Excerpted passage
** BEGIN **

Separating children by sex may help teens focus on their schoolwork, but teachers manage to transmit stereotyped gender roles just the same.

Think sending your daughter to a single-sex academy will make her
assertive, or that an all-boys school will teach your son new found
respect for women? That's not necessarily the case, according to one
landmark California study. Instead, teachers tend to unintentionally
reinforce traditional gender stereotypes in single-sex classrooms, often
sending mixed messages about gender, according to results published in 2001 in Teachers College Record. Boys, for example, were told it's
OK to cry, but should learn to be strong and support their wives. Girls
were told they could do anything they want, but were also made aware of
expectations to be feminine in clothing and appearance. In some schools,
girls were taught quilting, sewing or makeup application.

Amanda Datnow, Ph.D., an assistant professor of education
administration at the University of Toronto, and her colleagues at the
University of California at San Diego tested single-sex education in six
California districts, observing classrooms and interviewing more than 300
middle- and high-school students and their parents and teachers.

"Educators believed that simply by separating boys and girls,
gender equity would be achieved, but that didn't pan out," says Datnow.

** END **

Challenge
Copy the stretch of the single-sex schooling article from "Amanda Datnow, Ph.D., an" through "parents and teachers." word for word.

Data segment
** BEGIN **

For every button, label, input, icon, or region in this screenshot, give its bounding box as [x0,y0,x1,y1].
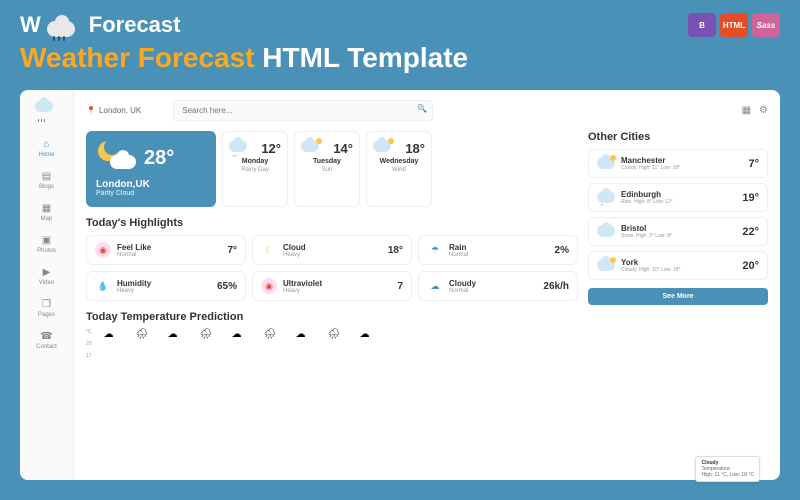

** END **

Expected answer
Amanda Datnow, Ph.D., an assistant professor of education
administration at the University of Toronto, and her colleagues at the
University of California at San Diego tested single-sex education in six
California districts, observing classrooms and interviewing more than 300
middle- and high-school students and their parents and teachers.